**Task to complete:** Put each line of the listing below into a Markdown table with the columns Row and Line, numbering the rows in order. Skip blank lines, and leave the picture lines out of the answer.

Element box annotations:
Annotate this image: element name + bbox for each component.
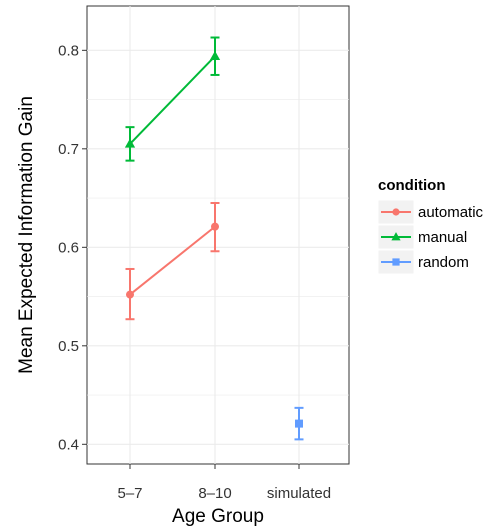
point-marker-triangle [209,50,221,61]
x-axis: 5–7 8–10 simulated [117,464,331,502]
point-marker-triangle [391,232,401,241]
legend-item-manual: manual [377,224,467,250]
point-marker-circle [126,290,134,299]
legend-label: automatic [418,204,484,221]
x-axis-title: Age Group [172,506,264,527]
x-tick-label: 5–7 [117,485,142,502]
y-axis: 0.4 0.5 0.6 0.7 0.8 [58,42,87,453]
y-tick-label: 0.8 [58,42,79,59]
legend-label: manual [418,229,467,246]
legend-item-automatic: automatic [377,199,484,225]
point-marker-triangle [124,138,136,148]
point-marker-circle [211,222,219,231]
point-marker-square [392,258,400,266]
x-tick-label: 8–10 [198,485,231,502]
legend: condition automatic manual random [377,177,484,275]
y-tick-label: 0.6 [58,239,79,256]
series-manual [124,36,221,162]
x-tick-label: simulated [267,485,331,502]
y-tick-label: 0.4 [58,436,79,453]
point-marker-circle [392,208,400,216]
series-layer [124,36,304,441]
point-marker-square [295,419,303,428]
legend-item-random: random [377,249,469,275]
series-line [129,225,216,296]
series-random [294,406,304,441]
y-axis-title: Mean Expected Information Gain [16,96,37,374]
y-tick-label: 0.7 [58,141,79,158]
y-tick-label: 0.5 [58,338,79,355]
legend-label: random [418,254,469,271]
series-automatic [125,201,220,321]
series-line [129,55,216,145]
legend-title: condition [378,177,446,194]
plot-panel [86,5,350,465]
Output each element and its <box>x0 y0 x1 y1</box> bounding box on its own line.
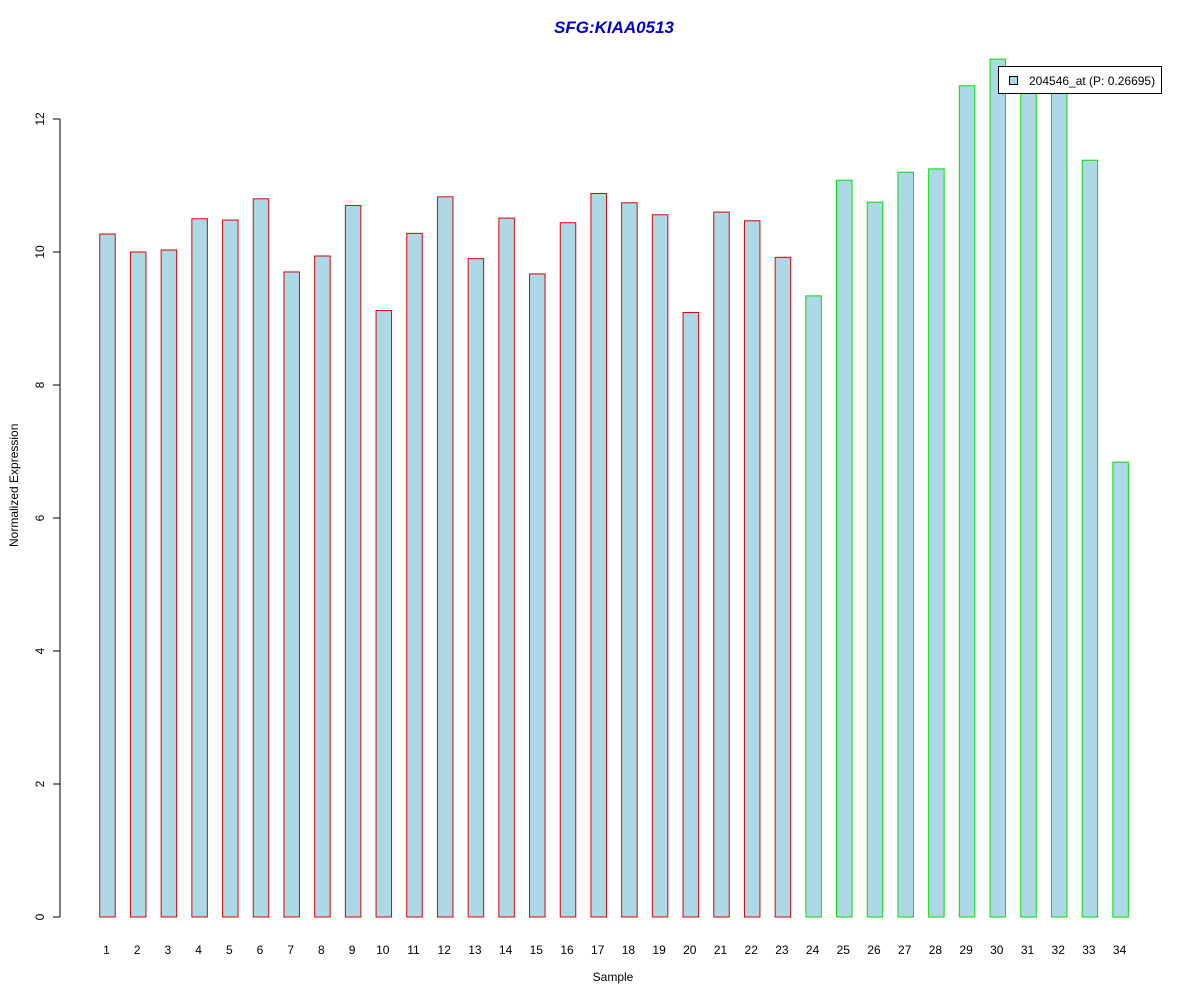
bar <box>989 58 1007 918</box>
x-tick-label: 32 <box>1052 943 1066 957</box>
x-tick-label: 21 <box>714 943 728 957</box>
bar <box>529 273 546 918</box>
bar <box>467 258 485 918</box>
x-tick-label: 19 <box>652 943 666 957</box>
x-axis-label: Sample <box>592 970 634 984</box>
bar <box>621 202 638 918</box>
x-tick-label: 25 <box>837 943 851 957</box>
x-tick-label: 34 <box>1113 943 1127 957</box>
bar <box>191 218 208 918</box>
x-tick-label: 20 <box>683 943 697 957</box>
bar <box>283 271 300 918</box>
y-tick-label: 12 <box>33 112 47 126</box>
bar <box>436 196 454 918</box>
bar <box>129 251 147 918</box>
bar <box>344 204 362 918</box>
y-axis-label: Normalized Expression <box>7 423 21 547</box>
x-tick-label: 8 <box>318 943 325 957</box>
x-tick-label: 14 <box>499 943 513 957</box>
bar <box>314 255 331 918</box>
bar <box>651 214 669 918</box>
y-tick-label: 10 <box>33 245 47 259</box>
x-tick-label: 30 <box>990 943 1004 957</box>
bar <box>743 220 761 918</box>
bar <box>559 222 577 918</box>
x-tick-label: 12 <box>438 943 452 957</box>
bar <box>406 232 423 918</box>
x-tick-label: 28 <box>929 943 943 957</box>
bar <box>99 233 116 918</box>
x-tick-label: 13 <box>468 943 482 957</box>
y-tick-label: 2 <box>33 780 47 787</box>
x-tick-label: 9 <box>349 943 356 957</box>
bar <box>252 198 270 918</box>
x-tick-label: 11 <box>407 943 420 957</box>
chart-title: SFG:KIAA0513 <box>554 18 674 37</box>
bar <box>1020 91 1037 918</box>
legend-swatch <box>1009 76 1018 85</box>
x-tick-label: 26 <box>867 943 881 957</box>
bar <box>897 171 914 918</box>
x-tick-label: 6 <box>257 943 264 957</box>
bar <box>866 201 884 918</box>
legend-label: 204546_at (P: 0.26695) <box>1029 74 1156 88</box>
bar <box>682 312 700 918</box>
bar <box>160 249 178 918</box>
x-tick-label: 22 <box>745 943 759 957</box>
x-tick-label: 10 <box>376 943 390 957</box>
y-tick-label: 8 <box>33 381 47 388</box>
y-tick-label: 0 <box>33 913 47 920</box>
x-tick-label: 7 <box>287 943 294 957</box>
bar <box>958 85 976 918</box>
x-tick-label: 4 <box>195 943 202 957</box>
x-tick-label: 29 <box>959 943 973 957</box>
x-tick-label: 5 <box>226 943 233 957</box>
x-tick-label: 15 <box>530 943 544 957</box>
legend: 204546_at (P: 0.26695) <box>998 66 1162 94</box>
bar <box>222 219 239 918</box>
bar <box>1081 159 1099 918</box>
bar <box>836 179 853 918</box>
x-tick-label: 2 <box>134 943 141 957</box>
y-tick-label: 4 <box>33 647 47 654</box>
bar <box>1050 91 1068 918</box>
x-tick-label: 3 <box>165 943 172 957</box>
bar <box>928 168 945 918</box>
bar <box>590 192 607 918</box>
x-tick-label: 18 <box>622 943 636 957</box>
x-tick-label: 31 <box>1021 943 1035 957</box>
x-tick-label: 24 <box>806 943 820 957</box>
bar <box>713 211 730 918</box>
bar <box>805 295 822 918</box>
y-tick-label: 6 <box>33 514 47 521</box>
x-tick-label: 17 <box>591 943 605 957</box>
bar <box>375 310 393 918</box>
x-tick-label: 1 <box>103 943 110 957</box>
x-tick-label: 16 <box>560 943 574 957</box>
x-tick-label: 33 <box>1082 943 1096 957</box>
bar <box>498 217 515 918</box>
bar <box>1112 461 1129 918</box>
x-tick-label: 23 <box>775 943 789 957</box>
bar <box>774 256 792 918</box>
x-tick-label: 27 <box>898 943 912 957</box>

**The completed task:**
| Row | Line |
|---|---|
| 1 | Annotate this image: element name + bbox for each component. |
| 2 | point-marker-triangle [209,50,221,61] |
| 3 | x-axis: 5–7 8–10 simulated [117,464,331,502] |
| 4 | point-marker-triangle [391,232,401,241] |
| 5 | legend-item-manual: manual [377,224,467,250] |
| 6 | point-marker-circle [126,290,134,299] |
| 7 | legend-label: automatic [418,204,484,221] |
| 8 | x-axis-title: Age Group [172,506,264,527] |
| 9 | x-tick-label: 5–7 [117,485,142,502] |
| 10 | y-axis: 0.4 0.5 0.6 0.7 0.8 [58,42,87,453] |
| 11 | y-tick-label: 0.8 [58,42,79,59] |
| 12 | legend-label: manual [418,229,467,246] |
| 13 | legend-item-automatic: automatic [377,199,484,225] |
| 14 | point-marker-triangle [124,138,136,148] |
| 15 | point-marker-circle [211,222,219,231] |
| 16 | point-marker-square [392,258,400,266] |
| 17 | x-tick-label: 8–10 [198,485,231,502] |
| 18 | legend: condition automatic manual random [377,177,484,275] |
| 19 | y-tick-label: 0.6 [58,239,79,256] |
| 20 | series-manual [124,36,221,162] |
| 21 | x-tick-label: simulated [267,485,331,502] |
| 22 | y-tick-label: 0.4 [58,436,79,453] |
| 23 | point-marker-circle [392,208,400,216] |
| 24 | series-layer [124,36,304,441] |
| 25 | point-marker-square [295,419,303,428] |
| 26 | legend-item-random: random [377,249,469,275] |
| 27 | series-line [129,225,216,296] |
| 28 | series-random [294,406,304,441] |
| 29 | y-axis-title: Mean Expected Information Gain [16,96,37,374] |
| 30 | y-tick-label: 0.7 [58,141,79,158] |
| 31 | y-tick-label: 0.5 [58,338,79,355] |
| 32 | legend-label: random [418,254,469,271] |
| 33 | series-automatic [125,201,220,321] |
| 34 | series-line [129,55,216,145] |
| 35 | legend-title: condition [378,177,446,194] |
| 36 | plot-panel [86,5,350,465] |
| 37 | Output each element and its <box>x0 y0 x1 y1</box> bounding box on its own line. |
| 38 | bar <box>989 58 1007 918</box> |
| 39 | x-tick-label: 32 <box>1052 943 1066 957</box> |
| 40 | x-tick-label: 21 <box>714 943 728 957</box> |
| 41 | bar <box>529 273 546 918</box> |
| 42 | bar <box>467 258 485 918</box> |
| 43 | x-tick-label: 19 <box>652 943 666 957</box> |
| 44 | x-axis-label: Sample <box>592 970 634 984</box> |
| 45 | bar <box>621 202 638 918</box> |
| 46 | x-tick-label: 25 <box>837 943 851 957</box> |
| 47 | x-tick-label: 34 <box>1113 943 1127 957</box> |
| 48 | bar <box>191 218 208 918</box> |
| 49 | x-tick-label: 20 <box>683 943 697 957</box> |
| 50 | bar <box>283 271 300 918</box> |
| 51 | y-tick-label: 12 <box>33 112 47 126</box> |
| 52 | bar <box>436 196 454 918</box> |
| 53 | bar <box>129 251 147 918</box> |
| 54 | bar <box>344 204 362 918</box> |
| 55 | y-axis-label: Normalized Expression <box>7 423 21 547</box> |
| 56 | x-tick-label: 8 <box>318 943 325 957</box> |
| 57 | x-tick-label: 14 <box>499 943 513 957</box> |
| 58 | bar <box>314 255 331 918</box> |
| 59 | bar <box>651 214 669 918</box> |
| 60 | y-tick-label: 10 <box>33 245 47 259</box> |
| 61 | x-tick-label: 30 <box>990 943 1004 957</box> |
| 62 | bar <box>743 220 761 918</box> |
| 63 | bar <box>559 222 577 918</box> |
| 64 | x-tick-label: 12 <box>438 943 452 957</box> |
| 65 | bar <box>406 232 423 918</box> |
| 66 | x-tick-label: 28 <box>929 943 943 957</box> |
| 67 | bar <box>99 233 116 918</box> |
| 68 | x-tick-label: 13 <box>468 943 482 957</box> |
| 69 | y-tick-label: 2 <box>33 780 47 787</box> |
| 70 | x-tick-label: 9 <box>349 943 356 957</box> |
| 71 | bar <box>252 198 270 918</box> |
| 72 | x-tick-label: 11 <box>407 943 420 957</box> |
| 73 | chart-title: SFG:KIAA0513 <box>554 18 674 37</box> |
| 74 | bar <box>1020 91 1037 918</box> |
| 75 | legend-swatch <box>1009 76 1018 85</box> |
| 76 | x-tick-label: 26 <box>867 943 881 957</box> |
| 77 | bar <box>897 171 914 918</box> |
| 78 | x-tick-label: 6 <box>257 943 264 957</box> |
| 79 | bar <box>866 201 884 918</box> |
| 80 | legend-label: 204546_at (P: 0.26695) <box>1029 74 1156 88</box> |
| 81 | bar <box>682 312 700 918</box> |
| 82 | bar <box>160 249 178 918</box> |
| 83 | x-tick-label: 22 <box>745 943 759 957</box> |
| 84 | x-tick-label: 10 <box>376 943 390 957</box> |
| 85 | y-tick-label: 8 <box>33 381 47 388</box> |
| 86 | y-tick-label: 0 <box>33 913 47 920</box> |
| 87 | x-tick-label: 7 <box>287 943 294 957</box> |
| 88 | bar <box>958 85 976 918</box> |
| 89 | x-tick-label: 4 <box>195 943 202 957</box> |
| 90 | x-tick-label: 29 <box>959 943 973 957</box> |
| 91 | x-tick-label: 5 <box>226 943 233 957</box> |
| 92 | x-tick-label: 15 <box>530 943 544 957</box> |
| 93 | legend: 204546_at (P: 0.26695) <box>998 66 1162 94</box> |
| 94 | bar <box>222 219 239 918</box> |
| 95 | bar <box>1081 159 1099 918</box> |
| 96 | bar <box>836 179 853 918</box> |
| 97 | x-tick-label: 2 <box>134 943 141 957</box> |
| 98 | y-tick-label: 4 <box>33 647 47 654</box> |
| 99 | bar <box>1050 91 1068 918</box> |
| 100 | x-tick-label: 3 <box>165 943 172 957</box> |
| 101 | bar <box>928 168 945 918</box> |
| 102 | bar <box>590 192 607 918</box> |
| 103 | x-tick-label: 18 <box>622 943 636 957</box> |
| 104 | x-tick-label: 31 <box>1021 943 1035 957</box> |
| 105 | x-tick-label: 24 <box>806 943 820 957</box> |
| 106 | bar <box>713 211 730 918</box> |
| 107 | bar <box>805 295 822 918</box> |
| 108 | y-tick-label: 6 <box>33 514 47 521</box> |
| 109 | x-tick-label: 17 <box>591 943 605 957</box> |
| 110 | bar <box>375 310 393 918</box> |
| 111 | x-tick-label: 1 <box>103 943 110 957</box> |
| 112 | x-tick-label: 16 <box>560 943 574 957</box> |
| 113 | x-tick-label: 33 <box>1082 943 1096 957</box> |
| 114 | bar <box>498 217 515 918</box> |
| 115 | bar <box>1112 461 1129 918</box> |
| 116 | x-tick-label: 23 <box>775 943 789 957</box> |
| 117 | bar <box>774 256 792 918</box> |
| 118 | x-tick-label: 27 <box>898 943 912 957</box> |